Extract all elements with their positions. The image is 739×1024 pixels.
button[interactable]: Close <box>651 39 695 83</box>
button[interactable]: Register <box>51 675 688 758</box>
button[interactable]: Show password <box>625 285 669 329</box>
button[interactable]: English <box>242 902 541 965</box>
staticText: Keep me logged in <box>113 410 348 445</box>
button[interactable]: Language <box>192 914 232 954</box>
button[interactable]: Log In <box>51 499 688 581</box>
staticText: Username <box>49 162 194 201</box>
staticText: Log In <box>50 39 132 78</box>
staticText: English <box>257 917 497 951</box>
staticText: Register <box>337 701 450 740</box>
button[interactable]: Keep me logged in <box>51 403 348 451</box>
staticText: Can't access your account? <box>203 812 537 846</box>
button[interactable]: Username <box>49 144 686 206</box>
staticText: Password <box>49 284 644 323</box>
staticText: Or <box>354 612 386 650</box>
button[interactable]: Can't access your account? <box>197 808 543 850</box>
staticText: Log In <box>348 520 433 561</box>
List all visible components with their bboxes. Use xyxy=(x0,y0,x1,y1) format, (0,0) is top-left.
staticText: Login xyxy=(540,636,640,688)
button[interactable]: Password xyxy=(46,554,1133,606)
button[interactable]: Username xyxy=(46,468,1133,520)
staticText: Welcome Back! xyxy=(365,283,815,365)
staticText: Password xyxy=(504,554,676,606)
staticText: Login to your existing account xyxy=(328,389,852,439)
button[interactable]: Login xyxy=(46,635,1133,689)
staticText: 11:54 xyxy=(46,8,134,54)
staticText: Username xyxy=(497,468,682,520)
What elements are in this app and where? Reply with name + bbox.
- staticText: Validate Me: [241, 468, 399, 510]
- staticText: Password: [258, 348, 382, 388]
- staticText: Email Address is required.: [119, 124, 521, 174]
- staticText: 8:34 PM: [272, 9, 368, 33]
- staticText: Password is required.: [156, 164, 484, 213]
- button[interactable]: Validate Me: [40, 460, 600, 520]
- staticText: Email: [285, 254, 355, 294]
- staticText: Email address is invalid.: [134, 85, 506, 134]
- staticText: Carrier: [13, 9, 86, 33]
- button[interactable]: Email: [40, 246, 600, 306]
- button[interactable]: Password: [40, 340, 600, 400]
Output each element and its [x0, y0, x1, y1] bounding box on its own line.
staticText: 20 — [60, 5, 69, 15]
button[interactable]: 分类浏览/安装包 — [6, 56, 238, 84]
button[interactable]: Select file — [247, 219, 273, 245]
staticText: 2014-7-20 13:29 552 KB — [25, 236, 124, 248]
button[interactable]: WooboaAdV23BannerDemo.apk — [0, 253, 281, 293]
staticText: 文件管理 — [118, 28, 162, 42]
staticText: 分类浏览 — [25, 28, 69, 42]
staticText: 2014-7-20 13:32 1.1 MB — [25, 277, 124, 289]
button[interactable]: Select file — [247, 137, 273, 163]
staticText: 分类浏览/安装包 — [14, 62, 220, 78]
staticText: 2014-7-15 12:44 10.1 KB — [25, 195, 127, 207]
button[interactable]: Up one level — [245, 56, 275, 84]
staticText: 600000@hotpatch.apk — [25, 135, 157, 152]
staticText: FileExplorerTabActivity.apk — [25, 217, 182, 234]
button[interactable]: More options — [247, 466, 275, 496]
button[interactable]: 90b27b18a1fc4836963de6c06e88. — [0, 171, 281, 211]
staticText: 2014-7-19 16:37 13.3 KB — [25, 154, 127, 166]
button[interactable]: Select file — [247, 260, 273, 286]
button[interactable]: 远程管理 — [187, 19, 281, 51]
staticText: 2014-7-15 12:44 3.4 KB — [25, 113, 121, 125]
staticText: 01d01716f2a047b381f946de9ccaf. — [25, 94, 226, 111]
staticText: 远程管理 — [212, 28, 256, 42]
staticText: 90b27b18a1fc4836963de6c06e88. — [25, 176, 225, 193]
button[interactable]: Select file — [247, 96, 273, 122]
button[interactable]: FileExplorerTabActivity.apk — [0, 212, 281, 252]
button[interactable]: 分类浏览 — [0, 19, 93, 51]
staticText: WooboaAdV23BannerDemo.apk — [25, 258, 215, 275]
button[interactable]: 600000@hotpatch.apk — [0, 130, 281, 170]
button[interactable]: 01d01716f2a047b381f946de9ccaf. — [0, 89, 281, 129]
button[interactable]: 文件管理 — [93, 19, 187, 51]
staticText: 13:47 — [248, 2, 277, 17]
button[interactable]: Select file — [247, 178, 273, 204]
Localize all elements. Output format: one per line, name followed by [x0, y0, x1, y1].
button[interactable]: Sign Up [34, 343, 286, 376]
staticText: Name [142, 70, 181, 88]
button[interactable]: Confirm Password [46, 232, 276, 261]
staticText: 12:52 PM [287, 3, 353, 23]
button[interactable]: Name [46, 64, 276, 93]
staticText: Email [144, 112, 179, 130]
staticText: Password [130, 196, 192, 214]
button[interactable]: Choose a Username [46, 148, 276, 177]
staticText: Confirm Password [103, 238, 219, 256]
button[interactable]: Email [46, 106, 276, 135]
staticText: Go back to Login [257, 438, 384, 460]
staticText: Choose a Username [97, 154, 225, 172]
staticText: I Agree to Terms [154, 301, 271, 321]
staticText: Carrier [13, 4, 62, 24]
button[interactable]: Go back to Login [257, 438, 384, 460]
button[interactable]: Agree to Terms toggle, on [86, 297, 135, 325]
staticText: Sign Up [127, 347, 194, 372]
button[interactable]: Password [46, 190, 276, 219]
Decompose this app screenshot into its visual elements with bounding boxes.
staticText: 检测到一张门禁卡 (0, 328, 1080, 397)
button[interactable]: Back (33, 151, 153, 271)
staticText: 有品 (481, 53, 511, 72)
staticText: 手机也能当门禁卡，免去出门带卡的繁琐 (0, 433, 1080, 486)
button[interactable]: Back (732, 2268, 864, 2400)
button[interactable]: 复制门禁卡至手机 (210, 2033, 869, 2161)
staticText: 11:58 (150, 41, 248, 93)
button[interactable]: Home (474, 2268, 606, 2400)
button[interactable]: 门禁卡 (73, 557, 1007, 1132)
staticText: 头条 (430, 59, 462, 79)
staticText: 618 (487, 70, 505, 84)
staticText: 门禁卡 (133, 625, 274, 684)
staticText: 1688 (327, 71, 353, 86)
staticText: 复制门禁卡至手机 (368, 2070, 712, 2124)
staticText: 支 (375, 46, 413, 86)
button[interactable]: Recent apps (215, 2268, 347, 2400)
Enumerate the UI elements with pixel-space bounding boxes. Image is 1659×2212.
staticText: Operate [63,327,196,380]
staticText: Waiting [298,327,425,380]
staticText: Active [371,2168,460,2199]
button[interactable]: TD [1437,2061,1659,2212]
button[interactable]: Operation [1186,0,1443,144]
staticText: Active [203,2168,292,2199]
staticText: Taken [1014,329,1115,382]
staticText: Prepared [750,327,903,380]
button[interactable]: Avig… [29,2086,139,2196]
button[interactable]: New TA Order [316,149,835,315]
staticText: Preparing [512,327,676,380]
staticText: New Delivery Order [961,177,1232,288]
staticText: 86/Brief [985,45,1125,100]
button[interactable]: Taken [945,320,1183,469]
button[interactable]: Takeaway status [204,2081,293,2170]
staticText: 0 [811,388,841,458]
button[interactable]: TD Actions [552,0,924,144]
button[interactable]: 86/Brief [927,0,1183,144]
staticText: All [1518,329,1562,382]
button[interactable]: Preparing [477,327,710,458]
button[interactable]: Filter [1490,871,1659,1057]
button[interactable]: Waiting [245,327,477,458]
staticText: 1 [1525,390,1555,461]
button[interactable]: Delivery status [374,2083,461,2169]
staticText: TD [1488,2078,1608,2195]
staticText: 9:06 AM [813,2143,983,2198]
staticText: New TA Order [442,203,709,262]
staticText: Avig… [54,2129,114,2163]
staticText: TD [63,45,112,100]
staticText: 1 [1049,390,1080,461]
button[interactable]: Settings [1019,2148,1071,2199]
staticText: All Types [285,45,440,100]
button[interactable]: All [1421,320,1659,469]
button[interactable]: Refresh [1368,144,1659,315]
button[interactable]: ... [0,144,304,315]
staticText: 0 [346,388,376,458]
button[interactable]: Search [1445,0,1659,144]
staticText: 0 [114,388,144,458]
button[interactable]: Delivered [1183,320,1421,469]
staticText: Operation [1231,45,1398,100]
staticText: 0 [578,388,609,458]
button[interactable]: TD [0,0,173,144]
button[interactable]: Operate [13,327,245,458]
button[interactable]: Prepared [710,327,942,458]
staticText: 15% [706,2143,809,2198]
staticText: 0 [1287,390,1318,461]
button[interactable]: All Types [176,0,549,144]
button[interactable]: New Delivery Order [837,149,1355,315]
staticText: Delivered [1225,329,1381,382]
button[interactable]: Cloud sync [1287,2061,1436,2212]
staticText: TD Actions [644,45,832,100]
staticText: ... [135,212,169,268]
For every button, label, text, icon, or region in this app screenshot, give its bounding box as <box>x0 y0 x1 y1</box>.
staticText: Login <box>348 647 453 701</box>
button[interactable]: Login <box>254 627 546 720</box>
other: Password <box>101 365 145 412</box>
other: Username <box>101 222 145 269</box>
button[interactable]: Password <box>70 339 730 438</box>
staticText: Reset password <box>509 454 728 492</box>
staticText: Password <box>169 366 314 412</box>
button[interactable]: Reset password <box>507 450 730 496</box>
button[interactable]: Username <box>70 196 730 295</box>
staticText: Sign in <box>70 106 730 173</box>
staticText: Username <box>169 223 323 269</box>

-------------------------

SET TASK. Express the stretch of the records from the start through the line containing "button[interactable]: English <box>242" as a JSON list of strings, one string per line, with blank lines omitted.

ANSWER FOR THIS EXERCISE.
[
  "Extract all elements with their positions. The image is 739×1024 pixels.",
  "button[interactable]: Close <box>651 39 695 83</box>",
  "button[interactable]: Register <box>51 675 688 758</box>",
  "button[interactable]: Show password <box>625 285 669 329</box>",
  "button[interactable]: English <box>242 902 541 965</box>"
]